Problem description →
Find the lines that hold "случайного". Report only how many there are.

====== Given data ======

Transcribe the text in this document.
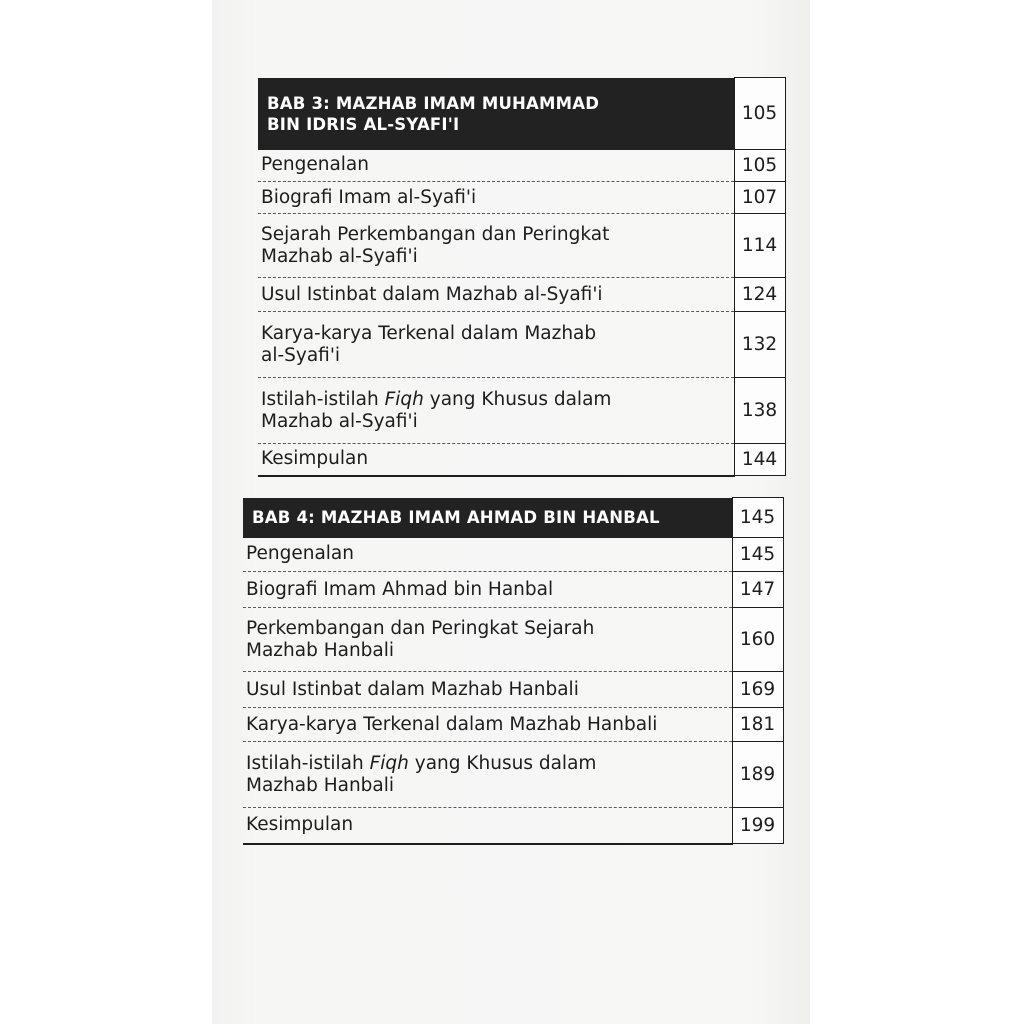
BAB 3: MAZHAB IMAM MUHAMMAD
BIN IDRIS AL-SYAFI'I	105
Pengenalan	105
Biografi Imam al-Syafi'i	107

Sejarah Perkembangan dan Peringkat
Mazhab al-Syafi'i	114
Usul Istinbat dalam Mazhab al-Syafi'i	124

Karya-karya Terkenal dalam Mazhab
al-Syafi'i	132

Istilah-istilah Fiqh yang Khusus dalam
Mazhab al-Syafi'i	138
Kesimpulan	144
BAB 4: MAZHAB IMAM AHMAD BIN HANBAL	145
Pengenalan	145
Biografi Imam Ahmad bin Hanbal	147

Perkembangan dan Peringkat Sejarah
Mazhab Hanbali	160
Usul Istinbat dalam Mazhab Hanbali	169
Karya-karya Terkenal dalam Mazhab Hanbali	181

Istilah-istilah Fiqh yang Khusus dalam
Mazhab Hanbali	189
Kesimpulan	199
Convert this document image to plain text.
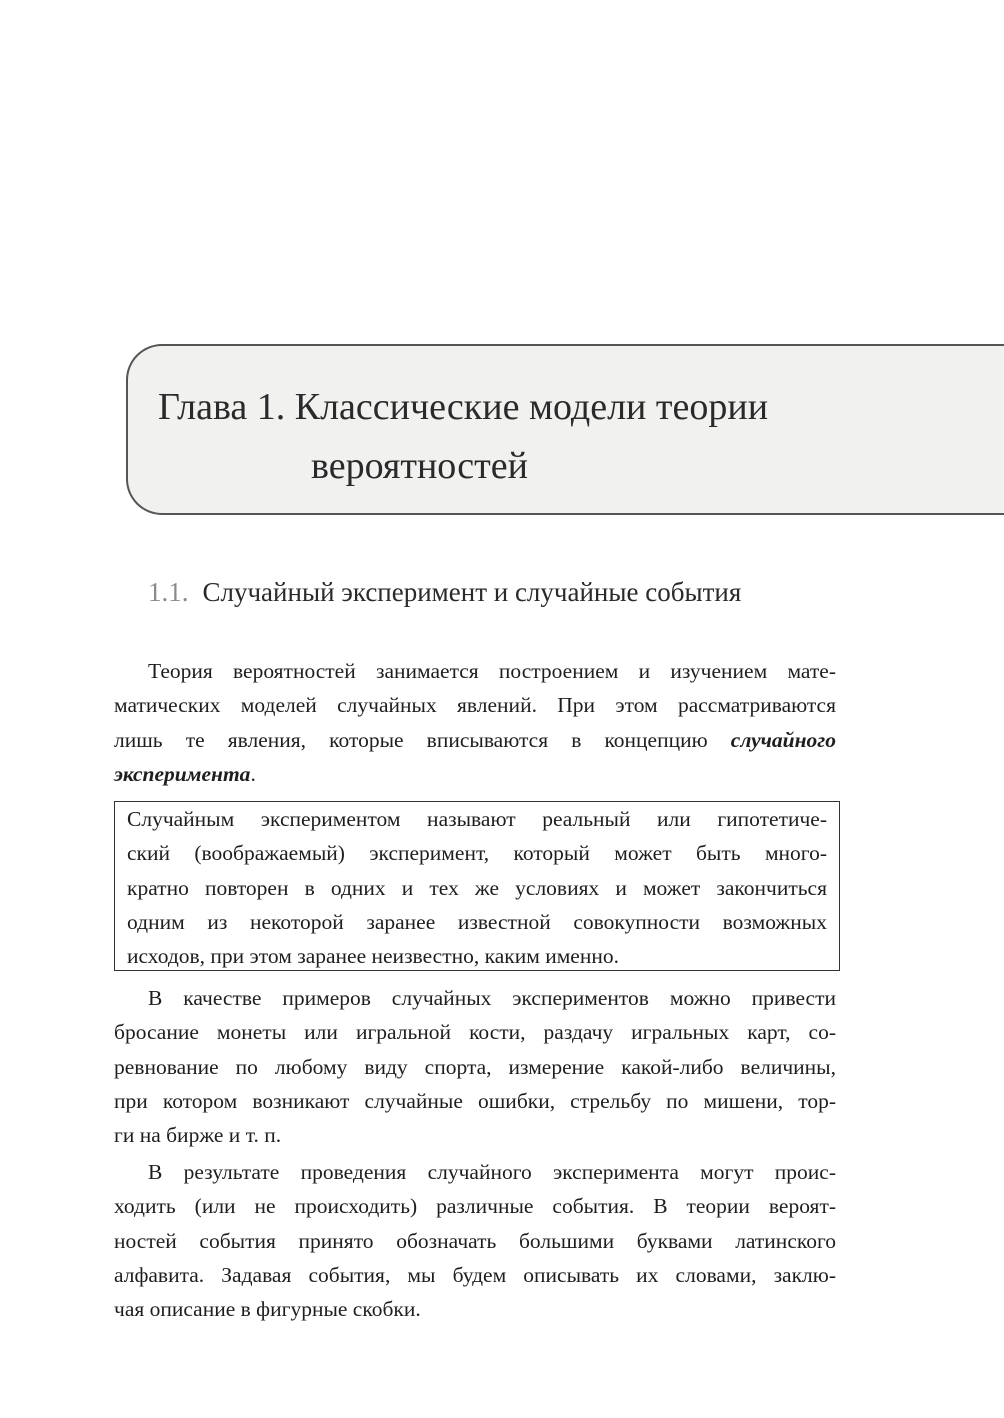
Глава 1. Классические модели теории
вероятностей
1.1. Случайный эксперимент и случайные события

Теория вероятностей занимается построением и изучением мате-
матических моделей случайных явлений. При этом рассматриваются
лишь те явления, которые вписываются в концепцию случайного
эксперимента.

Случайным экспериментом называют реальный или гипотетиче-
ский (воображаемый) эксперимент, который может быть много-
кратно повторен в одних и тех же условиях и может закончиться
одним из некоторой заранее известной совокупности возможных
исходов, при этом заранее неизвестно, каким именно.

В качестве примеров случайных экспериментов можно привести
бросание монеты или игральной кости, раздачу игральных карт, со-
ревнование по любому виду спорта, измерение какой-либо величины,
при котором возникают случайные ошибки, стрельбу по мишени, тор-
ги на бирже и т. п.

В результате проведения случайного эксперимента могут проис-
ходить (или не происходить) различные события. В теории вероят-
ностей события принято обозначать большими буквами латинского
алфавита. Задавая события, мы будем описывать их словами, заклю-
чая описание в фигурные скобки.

======

Response to this exercise →
2